**Task prompt:**
Search the data for the word "education" and copy every line that contains it.

(Excerpts from a figure dataset)
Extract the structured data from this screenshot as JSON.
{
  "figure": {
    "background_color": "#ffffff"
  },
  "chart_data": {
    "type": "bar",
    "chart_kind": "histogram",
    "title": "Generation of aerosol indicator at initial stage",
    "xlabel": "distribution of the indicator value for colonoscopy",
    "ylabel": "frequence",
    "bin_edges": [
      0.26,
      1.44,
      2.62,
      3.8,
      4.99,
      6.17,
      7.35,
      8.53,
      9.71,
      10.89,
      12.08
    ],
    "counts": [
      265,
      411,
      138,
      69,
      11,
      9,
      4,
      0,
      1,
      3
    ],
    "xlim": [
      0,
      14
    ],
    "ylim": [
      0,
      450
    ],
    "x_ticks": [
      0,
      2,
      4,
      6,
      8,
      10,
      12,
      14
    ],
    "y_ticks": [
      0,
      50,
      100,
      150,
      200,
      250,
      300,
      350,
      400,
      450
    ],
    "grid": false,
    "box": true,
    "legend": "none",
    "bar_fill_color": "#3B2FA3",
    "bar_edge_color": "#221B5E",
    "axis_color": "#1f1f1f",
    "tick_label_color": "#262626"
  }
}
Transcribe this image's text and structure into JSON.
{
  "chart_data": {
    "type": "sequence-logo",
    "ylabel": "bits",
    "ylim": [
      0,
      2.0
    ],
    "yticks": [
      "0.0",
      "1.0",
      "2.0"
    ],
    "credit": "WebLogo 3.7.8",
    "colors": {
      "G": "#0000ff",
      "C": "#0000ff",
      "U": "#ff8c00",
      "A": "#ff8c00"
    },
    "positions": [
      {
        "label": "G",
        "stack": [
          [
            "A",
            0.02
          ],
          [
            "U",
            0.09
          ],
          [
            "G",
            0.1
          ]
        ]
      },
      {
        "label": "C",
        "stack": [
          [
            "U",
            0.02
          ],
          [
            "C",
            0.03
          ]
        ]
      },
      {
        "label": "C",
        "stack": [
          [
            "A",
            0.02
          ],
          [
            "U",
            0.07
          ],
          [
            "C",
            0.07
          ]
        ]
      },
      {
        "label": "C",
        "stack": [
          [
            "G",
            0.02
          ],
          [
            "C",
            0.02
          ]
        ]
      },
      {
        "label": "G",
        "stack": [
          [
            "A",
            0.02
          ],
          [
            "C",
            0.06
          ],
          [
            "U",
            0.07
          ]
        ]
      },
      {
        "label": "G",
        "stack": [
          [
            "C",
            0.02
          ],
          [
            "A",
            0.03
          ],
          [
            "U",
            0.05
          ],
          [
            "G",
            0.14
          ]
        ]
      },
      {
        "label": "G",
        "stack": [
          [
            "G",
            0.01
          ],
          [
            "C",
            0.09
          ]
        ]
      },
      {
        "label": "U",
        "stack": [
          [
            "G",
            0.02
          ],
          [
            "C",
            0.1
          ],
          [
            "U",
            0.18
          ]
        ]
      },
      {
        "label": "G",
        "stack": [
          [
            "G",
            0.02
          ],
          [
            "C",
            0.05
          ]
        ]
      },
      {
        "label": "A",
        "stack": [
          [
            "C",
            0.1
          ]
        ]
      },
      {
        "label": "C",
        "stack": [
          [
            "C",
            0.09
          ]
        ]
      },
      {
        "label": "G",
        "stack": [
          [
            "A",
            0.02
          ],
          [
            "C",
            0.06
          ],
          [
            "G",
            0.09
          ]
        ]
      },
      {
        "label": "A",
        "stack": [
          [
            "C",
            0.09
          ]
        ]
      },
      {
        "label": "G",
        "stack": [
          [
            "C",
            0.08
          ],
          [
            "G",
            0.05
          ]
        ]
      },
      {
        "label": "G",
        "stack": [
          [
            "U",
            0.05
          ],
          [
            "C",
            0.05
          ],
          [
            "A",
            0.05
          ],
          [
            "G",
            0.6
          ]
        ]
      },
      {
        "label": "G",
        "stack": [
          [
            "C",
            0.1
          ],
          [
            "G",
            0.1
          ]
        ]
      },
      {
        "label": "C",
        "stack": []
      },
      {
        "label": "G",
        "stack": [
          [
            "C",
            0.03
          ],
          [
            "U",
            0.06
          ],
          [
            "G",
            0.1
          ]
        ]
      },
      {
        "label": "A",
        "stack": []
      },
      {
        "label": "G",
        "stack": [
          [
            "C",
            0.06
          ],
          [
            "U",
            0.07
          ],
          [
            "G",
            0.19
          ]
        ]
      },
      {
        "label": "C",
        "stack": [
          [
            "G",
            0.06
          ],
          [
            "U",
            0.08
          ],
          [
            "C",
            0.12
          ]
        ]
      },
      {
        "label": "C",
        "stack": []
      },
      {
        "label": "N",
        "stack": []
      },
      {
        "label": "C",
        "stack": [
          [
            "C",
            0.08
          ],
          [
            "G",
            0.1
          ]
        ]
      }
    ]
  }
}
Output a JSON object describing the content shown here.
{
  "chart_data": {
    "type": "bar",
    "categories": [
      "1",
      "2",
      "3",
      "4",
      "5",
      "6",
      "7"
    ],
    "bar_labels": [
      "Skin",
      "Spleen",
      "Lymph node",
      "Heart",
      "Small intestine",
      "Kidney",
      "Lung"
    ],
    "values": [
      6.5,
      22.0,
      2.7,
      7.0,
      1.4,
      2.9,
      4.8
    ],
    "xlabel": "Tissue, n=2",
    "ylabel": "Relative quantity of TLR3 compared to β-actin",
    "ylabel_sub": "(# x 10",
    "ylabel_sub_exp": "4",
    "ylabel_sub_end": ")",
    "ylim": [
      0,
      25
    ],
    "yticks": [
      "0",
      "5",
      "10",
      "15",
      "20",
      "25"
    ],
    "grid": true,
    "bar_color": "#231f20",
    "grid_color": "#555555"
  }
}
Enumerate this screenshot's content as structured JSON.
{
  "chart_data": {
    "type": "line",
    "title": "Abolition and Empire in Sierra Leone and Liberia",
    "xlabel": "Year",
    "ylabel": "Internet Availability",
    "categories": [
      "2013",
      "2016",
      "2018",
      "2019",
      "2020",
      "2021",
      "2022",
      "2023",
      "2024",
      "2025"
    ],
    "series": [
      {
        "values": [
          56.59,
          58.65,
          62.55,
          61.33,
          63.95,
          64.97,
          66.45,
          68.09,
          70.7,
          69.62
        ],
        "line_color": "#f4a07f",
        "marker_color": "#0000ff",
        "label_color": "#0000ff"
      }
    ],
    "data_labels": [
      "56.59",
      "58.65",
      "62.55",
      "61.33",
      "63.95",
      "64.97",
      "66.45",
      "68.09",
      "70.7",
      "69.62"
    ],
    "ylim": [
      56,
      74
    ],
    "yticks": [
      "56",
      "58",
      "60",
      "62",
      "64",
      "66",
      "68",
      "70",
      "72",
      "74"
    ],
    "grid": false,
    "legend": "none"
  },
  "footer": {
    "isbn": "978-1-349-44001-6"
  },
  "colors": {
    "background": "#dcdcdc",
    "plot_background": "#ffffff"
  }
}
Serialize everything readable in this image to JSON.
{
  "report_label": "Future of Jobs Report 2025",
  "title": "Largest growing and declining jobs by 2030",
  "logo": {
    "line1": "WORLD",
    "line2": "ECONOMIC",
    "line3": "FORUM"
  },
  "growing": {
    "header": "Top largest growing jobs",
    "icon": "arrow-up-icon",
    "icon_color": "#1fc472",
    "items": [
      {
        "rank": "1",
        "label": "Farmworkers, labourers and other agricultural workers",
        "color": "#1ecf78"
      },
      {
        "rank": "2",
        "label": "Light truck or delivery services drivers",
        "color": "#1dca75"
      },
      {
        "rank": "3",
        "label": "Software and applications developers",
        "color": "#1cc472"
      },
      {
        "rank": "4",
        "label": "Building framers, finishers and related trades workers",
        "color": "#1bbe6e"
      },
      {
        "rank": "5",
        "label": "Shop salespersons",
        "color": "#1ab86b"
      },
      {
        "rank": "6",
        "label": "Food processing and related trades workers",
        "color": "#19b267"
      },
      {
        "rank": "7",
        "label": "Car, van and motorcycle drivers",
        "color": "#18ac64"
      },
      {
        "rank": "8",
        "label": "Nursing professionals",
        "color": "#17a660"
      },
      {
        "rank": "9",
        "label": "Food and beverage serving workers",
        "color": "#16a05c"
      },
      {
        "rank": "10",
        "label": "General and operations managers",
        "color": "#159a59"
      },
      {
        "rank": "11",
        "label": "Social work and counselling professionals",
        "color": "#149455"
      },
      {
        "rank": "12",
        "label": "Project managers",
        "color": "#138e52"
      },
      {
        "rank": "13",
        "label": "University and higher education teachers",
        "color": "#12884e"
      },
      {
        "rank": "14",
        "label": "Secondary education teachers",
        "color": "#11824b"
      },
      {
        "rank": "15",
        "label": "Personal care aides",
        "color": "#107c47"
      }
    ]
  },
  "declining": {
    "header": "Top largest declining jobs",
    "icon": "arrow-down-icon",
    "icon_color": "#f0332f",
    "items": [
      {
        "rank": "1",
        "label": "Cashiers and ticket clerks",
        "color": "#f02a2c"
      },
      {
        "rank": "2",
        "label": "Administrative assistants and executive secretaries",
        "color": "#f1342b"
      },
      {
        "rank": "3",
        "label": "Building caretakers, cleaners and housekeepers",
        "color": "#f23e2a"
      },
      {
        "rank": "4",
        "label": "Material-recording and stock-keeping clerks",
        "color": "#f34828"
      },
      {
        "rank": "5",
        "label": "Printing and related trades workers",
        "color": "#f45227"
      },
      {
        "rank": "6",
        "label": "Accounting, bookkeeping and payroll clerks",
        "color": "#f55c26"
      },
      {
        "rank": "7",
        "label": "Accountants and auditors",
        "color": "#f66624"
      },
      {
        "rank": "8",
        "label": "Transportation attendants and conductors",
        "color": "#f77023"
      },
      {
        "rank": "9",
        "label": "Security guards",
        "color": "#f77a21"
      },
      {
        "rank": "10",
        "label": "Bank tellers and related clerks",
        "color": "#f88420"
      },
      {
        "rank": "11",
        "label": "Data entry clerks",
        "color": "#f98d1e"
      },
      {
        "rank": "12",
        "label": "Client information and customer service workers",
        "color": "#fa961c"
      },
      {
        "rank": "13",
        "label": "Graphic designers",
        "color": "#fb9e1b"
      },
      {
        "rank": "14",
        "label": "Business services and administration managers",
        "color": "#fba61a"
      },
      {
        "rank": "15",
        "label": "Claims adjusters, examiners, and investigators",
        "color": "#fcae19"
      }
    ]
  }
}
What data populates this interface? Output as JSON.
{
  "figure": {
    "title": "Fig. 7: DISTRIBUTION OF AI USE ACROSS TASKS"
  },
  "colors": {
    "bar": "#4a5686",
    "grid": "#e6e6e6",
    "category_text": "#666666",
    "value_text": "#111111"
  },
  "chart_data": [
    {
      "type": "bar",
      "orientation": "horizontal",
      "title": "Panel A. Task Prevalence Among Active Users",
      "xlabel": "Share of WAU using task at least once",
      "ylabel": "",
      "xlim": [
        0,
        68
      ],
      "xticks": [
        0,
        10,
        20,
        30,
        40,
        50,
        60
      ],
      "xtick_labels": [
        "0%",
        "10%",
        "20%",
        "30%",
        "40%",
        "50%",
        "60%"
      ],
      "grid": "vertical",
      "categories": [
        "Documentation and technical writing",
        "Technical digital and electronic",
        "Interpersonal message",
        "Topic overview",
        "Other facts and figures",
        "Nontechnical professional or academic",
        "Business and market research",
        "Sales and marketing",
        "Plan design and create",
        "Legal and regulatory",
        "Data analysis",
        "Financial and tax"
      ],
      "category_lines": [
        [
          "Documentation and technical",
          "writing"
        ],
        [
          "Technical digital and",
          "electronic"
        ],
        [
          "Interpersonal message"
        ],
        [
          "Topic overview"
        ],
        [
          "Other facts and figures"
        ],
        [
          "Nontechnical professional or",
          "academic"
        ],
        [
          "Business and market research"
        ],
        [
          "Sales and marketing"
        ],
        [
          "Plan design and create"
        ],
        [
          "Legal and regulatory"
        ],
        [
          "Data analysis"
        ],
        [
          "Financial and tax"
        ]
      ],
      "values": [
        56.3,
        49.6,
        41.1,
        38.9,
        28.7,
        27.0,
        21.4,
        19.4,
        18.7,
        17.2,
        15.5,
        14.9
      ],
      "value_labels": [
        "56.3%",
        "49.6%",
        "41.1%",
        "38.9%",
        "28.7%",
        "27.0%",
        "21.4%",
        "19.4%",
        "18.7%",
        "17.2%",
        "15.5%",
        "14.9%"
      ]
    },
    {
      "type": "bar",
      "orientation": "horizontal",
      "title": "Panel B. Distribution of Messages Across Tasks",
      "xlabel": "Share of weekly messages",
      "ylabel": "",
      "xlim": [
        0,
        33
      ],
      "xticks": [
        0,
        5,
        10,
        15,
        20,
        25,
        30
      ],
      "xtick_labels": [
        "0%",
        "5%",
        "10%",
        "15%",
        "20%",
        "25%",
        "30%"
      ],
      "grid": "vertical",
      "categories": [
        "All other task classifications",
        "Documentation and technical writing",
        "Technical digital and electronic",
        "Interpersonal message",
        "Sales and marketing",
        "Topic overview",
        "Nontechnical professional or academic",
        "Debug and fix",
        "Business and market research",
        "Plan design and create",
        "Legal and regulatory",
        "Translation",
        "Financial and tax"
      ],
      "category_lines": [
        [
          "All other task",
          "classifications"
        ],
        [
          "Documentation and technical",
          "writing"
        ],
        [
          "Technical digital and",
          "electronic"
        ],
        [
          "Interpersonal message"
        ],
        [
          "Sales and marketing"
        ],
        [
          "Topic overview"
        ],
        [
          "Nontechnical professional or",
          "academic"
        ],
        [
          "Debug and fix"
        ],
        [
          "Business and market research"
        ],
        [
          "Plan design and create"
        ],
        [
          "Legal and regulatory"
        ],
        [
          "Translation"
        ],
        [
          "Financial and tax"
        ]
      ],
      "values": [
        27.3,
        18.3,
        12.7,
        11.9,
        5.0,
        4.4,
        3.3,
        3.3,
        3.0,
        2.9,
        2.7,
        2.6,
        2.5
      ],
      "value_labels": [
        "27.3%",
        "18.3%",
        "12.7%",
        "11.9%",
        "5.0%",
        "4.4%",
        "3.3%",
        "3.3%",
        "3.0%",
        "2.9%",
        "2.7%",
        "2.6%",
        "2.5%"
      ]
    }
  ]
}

**The completed task:**
        "label": "University and higher education teachers",
        "label": "Secondary education teachers",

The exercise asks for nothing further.